**Given problem:**
Retype the complete listing exactly as it appears.

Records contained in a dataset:
○ ○ ○

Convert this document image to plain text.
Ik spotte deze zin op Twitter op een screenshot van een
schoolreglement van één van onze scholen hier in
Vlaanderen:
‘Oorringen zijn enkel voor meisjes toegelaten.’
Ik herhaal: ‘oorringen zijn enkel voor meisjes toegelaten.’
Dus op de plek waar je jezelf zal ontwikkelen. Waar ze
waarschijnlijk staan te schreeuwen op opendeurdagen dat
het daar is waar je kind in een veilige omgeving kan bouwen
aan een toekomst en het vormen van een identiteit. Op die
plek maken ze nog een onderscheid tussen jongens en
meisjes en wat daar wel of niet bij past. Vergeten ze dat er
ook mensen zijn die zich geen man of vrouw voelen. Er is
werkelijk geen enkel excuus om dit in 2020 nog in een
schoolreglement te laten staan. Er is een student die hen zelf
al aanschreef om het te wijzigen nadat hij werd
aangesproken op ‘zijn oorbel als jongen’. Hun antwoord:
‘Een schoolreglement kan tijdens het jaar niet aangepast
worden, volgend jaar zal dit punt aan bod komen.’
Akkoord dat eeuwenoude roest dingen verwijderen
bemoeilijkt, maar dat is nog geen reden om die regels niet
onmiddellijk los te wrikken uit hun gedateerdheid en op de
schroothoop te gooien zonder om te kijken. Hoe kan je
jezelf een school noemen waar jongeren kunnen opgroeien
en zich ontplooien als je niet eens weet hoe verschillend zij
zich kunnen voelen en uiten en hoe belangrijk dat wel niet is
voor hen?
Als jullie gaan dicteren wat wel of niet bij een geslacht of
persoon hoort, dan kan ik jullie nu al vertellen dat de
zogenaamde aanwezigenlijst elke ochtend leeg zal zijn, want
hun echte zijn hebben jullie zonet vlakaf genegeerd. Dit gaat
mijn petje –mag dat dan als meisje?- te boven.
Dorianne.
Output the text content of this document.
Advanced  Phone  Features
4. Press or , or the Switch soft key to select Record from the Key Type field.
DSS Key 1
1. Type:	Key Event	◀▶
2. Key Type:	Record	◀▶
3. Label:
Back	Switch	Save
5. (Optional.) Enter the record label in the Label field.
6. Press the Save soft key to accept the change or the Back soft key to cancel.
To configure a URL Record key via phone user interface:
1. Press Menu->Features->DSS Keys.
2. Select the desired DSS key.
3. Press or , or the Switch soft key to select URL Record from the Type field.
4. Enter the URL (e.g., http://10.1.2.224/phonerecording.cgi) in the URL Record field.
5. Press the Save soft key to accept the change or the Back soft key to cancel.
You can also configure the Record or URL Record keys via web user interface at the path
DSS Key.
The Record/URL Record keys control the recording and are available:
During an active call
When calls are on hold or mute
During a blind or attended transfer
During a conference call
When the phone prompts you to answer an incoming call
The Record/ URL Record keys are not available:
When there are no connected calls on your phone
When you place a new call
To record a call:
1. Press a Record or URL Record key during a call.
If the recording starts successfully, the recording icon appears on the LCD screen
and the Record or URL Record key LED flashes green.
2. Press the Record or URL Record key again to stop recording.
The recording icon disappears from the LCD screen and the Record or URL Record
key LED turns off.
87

○ ○ ○

**Correct answer:**
Convert this document image to plain text.
Ik spotte deze zin op Twitter op een screenshot van een
schoolreglement van één van onze scholen hier in
Vlaanderen:
‘Oorringen zijn enkel voor meisjes toegelaten.’
Ik herhaal: ‘oorringen zijn enkel voor meisjes toegelaten.’
Dus op de plek waar je jezelf zal ontwikkelen. Waar ze
waarschijnlijk staan te schreeuwen op opendeurdagen dat
het daar is waar je kind in een veilige omgeving kan bouwen
aan een toekomst en het vormen van een identiteit. Op die
plek maken ze nog een onderscheid tussen jongens en
meisjes en wat daar wel of niet bij past. Vergeten ze dat er
ook mensen zijn die zich geen man of vrouw voelen. Er is
werkelijk geen enkel excuus om dit in 2020 nog in een
schoolreglement te laten staan. Er is een student die hen zelf
al aanschreef om het te wijzigen nadat hij werd
aangesproken op ‘zijn oorbel als jongen’. Hun antwoord:
‘Een schoolreglement kan tijdens het jaar niet aangepast
worden, volgend jaar zal dit punt aan bod komen.’
Akkoord dat eeuwenoude roest dingen verwijderen
bemoeilijkt, maar dat is nog geen reden om die regels niet
onmiddellijk los te wrikken uit hun gedateerdheid en op de
schroothoop te gooien zonder om te kijken. Hoe kan je
jezelf een school noemen waar jongeren kunnen opgroeien
en zich ontplooien als je niet eens weet hoe verschillend zij
zich kunnen voelen en uiten en hoe belangrijk dat wel niet is
voor hen?
Als jullie gaan dicteren wat wel of niet bij een geslacht of
persoon hoort, dan kan ik jullie nu al vertellen dat de
zogenaamde aanwezigenlijst elke ochtend leeg zal zijn, want
hun echte zijn hebben jullie zonet vlakaf genegeerd. Dit gaat
mijn petje –mag dat dan als meisje?- te boven.
Dorianne.
Output the text content of this document.
Advanced  Phone  Features
4. Press or , or the Switch soft key to select Record from the Key Type field.
DSS Key 1
1. Type:	Key Event	◀▶
2. Key Type:	Record	◀▶
3. Label:
Back	Switch	Save
5. (Optional.) Enter the record label in the Label field.
6. Press the Save soft key to accept the change or the Back soft key to cancel.
To configure a URL Record key via phone user interface:
1. Press Menu->Features->DSS Keys.
2. Select the desired DSS key.
3. Press or , or the Switch soft key to select URL Record from the Type field.
4. Enter the URL (e.g., http://10.1.2.224/phonerecording.cgi) in the URL Record field.
5. Press the Save soft key to accept the change or the Back soft key to cancel.
You can also configure the Record or URL Record keys via web user interface at the path
DSS Key.
The Record/URL Record keys control the recording and are available:
During an active call
When calls are on hold or mute
During a blind or attended transfer
During a conference call
When the phone prompts you to answer an incoming call
The Record/ URL Record keys are not available:
When there are no connected calls on your phone
When you place a new call
To record a call:
1. Press a Record or URL Record key during a call.
If the recording starts successfully, the recording icon appears on the LCD screen
and the Record or URL Record key LED flashes green.
2. Press the Record or URL Record key again to stop recording.
The recording icon disappears from the LCD screen and the Record or URL Record
key LED turns off.
87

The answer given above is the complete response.